◆ Problem to work on: Print each of the entries exactly, leaving nothing out.

◆ Data extract:

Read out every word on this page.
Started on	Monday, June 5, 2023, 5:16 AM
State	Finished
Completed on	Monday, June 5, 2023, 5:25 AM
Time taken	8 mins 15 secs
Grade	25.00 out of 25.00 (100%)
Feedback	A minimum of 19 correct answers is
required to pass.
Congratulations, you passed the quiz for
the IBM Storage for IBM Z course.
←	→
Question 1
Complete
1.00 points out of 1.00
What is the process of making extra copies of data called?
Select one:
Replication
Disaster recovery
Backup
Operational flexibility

◆ Response to this task:
Read out every word on this page.
Started on	Monday, June 5, 2023, 5:16 AM
State	Finished
Completed on	Monday, June 5, 2023, 5:25 AM
Time taken	8 mins 15 secs
Grade	25.00 out of 25.00 (100%)
Feedback	A minimum of 19 correct answers is
required to pass.
Congratulations, you passed the quiz for
the IBM Storage for IBM Z course.
←	→
Question 1
Complete
1.00 points out of 1.00
What is the process of making extra copies of data called?
Select one:
Replication
Disaster recovery
Backup
Operational flexibility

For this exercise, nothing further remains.